## WORK REQUIRED:
Every line from the one that contains "Extract the structured" to the last line of the listing below should be quoted verbatim. Pictures are excluded.

## INPUT ROWS:
-- START --
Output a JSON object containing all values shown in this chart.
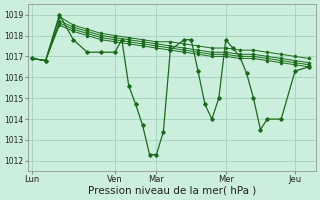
{
  "bg_color": "#cceedd",
  "grid_color": "#99ccbb",
  "line_color": "#1a6b1a",
  "marker_color": "#1a6b1a",
  "xlabel": "Pression niveau de la mer( hPa )",
  "xlabel_fontsize": 7.5,
  "ylim": [
    1011.5,
    1019.5
  ],
  "yticks": [
    1012,
    1013,
    1014,
    1015,
    1016,
    1017,
    1018,
    1019
  ],
  "xtick_labels": [
    "Lun",
    "Ven",
    "Mar",
    "Mer",
    "Jeu"
  ],
  "xtick_positions": [
    0,
    6,
    9,
    14,
    19
  ],
  "n_points": 21,
  "smooth_series": [
    [
      1016.9,
      1016.8,
      1018.9,
      1018.5,
      1018.3,
      1018.1,
      1018.0,
      1017.9,
      1017.8,
      1017.7,
      1017.7,
      1017.6,
      1017.5,
      1017.4,
      1017.4,
      1017.3,
      1017.3,
      1017.2,
      1017.1,
      1017.0,
      1016.9
    ],
    [
      1016.9,
      1016.8,
      1018.7,
      1018.4,
      1018.2,
      1018.0,
      1017.9,
      1017.8,
      1017.7,
      1017.6,
      1017.5,
      1017.4,
      1017.3,
      1017.2,
      1017.2,
      1017.1,
      1017.1,
      1017.0,
      1016.9,
      1016.8,
      1016.7
    ],
    [
      1016.9,
      1016.8,
      1018.6,
      1018.3,
      1018.1,
      1017.9,
      1017.8,
      1017.7,
      1017.6,
      1017.5,
      1017.4,
      1017.3,
      1017.2,
      1017.1,
      1017.1,
      1017.0,
      1017.0,
      1016.9,
      1016.8,
      1016.7,
      1016.6
    ],
    [
      1016.9,
      1016.8,
      1018.5,
      1018.2,
      1018.0,
      1017.8,
      1017.7,
      1017.6,
      1017.5,
      1017.4,
      1017.3,
      1017.2,
      1017.1,
      1017.0,
      1017.0,
      1016.9,
      1016.9,
      1016.8,
      1016.7,
      1016.6,
      1016.5
    ]
  ],
  "main_x": [
    0,
    1,
    2,
    3,
    4,
    5,
    6,
    6.5,
    7,
    7.5,
    8,
    8.5,
    9,
    9.5,
    10,
    11,
    11.5,
    12,
    12.5,
    13,
    13.5,
    14,
    14.5,
    15,
    15.5,
    16,
    16.5,
    17,
    18,
    19,
    20
  ],
  "main_y": [
    1016.9,
    1016.8,
    1019.0,
    1017.8,
    1017.2,
    1017.2,
    1017.2,
    1017.8,
    1015.6,
    1014.7,
    1013.7,
    1012.3,
    1012.3,
    1013.4,
    1017.3,
    1017.8,
    1017.8,
    1016.3,
    1014.7,
    1014.0,
    1015.0,
    1017.8,
    1017.4,
    1017.0,
    1016.2,
    1015.0,
    1013.5,
    1014.0,
    1014.0,
    1016.3,
    1016.5
  ]
}
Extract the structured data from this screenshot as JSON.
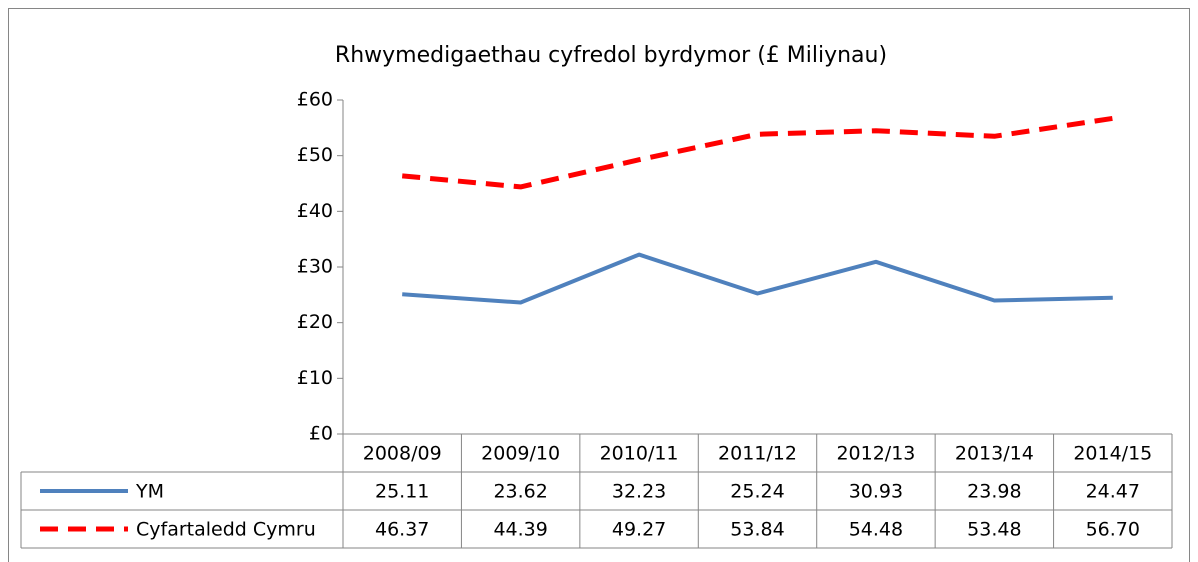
{
  "chart_data": {
    "type": "line",
    "title": "Rhwymedigaethau cyfredol byrdymor (£ Miliynau)",
    "categories": [
      "2008/09",
      "2009/10",
      "2010/11",
      "2011/12",
      "2012/13",
      "2013/14",
      "2014/15"
    ],
    "series": [
      {
        "name": "YM",
        "color": "#4f81bd",
        "dash": false,
        "values": [
          25.11,
          23.62,
          32.23,
          25.24,
          30.93,
          23.98,
          24.47
        ]
      },
      {
        "name": "Cyfartaledd Cymru",
        "color": "#ff0000",
        "dash": true,
        "values": [
          46.37,
          44.39,
          49.27,
          53.84,
          54.48,
          53.48,
          56.7
        ],
        "value_labels": [
          "46.37",
          "44.39",
          "49.27",
          "53.84",
          "54.48",
          "53.48",
          "56.70"
        ]
      }
    ],
    "ylim": [
      0,
      60
    ],
    "yticks": [
      {
        "value": 0,
        "label": "£0"
      },
      {
        "value": 10,
        "label": "£10"
      },
      {
        "value": 20,
        "label": "£20"
      },
      {
        "value": 30,
        "label": "£30"
      },
      {
        "value": 40,
        "label": "£40"
      },
      {
        "value": 50,
        "label": "£50"
      },
      {
        "value": 60,
        "label": "£60"
      }
    ],
    "data_table": true
  }
}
-- END --
## RESPONSE BELOW:
Extract the structured data from this screenshot as JSON.
{
  "chart_data": {
    "type": "line",
    "title": "Rhwymedigaethau cyfredol byrdymor (£ Miliynau)",
    "categories": [
      "2008/09",
      "2009/10",
      "2010/11",
      "2011/12",
      "2012/13",
      "2013/14",
      "2014/15"
    ],
    "series": [
      {
        "name": "YM",
        "color": "#4f81bd",
        "dash": false,
        "values": [
          25.11,
          23.62,
          32.23,
          25.24,
          30.93,
          23.98,
          24.47
        ]
      },
      {
        "name": "Cyfartaledd Cymru",
        "color": "#ff0000",
        "dash": true,
        "values": [
          46.37,
          44.39,
          49.27,
          53.84,
          54.48,
          53.48,
          56.7
        ],
        "value_labels": [
          "46.37",
          "44.39",
          "49.27",
          "53.84",
          "54.48",
          "53.48",
          "56.70"
        ]
      }
    ],
    "ylim": [
      0,
      60
    ],
    "yticks": [
      {
        "value": 0,
        "label": "£0"
      },
      {
        "value": 10,
        "label": "£10"
      },
      {
        "value": 20,
        "label": "£20"
      },
      {
        "value": 30,
        "label": "£30"
      },
      {
        "value": 40,
        "label": "£40"
      },
      {
        "value": 50,
        "label": "£50"
      },
      {
        "value": 60,
        "label": "£60"
      }
    ],
    "data_table": true
  }
}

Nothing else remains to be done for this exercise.